## TASK BRIEF
I would like each line of the data that holds the word "During" copied out.

[Document transcription data]
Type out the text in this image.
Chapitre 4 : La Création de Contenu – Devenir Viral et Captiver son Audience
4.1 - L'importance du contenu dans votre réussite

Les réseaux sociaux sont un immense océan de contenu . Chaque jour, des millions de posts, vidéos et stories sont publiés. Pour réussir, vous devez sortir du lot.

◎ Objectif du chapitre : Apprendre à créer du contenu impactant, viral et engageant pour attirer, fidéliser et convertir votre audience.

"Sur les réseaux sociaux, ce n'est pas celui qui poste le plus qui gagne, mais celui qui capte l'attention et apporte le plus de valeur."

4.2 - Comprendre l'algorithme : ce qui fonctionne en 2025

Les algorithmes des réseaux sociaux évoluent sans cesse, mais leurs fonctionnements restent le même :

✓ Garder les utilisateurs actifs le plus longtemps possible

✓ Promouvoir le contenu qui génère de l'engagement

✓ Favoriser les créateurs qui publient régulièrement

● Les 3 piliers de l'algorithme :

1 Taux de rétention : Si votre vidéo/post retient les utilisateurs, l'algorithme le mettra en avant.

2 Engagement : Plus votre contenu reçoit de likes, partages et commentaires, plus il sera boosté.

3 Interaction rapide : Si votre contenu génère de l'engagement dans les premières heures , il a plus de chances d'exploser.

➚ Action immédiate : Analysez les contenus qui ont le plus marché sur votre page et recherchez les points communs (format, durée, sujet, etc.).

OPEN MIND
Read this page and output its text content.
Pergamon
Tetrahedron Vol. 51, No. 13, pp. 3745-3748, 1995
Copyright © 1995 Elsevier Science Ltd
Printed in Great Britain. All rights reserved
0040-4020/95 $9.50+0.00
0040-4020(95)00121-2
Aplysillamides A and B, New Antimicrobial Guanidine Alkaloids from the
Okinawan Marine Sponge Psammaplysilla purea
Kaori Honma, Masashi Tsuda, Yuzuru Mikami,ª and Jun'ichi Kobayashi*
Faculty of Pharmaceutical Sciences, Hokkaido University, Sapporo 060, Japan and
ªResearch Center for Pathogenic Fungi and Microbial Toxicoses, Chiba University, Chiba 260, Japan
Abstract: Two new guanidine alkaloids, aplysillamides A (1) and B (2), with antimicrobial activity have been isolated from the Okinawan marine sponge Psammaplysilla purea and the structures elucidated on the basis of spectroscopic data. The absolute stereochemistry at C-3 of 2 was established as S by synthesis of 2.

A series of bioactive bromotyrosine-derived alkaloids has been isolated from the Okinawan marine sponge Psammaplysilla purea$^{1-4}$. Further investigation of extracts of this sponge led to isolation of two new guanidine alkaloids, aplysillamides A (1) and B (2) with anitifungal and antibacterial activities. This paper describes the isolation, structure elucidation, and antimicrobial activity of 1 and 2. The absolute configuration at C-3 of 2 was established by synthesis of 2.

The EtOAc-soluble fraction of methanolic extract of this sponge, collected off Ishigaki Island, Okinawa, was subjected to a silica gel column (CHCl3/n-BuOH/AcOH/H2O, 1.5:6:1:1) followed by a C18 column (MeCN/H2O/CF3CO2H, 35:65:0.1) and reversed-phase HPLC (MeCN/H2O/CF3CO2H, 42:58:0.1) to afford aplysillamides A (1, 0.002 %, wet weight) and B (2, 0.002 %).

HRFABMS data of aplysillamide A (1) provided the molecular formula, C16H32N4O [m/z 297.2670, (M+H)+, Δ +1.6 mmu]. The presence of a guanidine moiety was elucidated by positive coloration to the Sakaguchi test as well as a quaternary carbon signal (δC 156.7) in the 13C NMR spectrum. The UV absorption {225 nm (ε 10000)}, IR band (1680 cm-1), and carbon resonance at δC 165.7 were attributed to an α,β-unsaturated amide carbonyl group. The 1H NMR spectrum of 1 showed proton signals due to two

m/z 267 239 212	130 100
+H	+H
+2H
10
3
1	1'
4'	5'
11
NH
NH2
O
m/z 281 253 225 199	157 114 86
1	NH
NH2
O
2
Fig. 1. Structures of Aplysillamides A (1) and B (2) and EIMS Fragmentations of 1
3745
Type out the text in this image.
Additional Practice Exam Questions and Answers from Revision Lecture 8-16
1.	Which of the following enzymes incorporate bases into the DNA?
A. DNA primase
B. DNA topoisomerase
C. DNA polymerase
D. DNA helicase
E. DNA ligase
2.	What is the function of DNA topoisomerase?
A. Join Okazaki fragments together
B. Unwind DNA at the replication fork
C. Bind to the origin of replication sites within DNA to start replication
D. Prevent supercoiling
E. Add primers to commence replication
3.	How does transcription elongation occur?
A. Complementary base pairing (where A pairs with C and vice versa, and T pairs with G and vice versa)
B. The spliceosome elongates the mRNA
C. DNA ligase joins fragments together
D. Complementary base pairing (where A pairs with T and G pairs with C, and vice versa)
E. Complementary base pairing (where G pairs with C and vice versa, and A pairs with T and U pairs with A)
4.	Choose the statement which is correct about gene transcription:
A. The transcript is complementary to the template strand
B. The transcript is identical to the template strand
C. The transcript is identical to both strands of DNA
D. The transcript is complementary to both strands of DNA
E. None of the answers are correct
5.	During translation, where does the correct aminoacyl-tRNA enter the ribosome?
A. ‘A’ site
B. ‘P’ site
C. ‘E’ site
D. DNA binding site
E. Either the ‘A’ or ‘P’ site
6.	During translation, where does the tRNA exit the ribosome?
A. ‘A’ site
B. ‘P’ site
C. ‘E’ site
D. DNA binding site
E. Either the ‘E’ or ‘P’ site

## RESULT FOR THIS EXERCISE
5.	During translation, where does the correct aminoacyl-tRNA enter the ribosome?
6.	During translation, where does the tRNA exit the ribosome?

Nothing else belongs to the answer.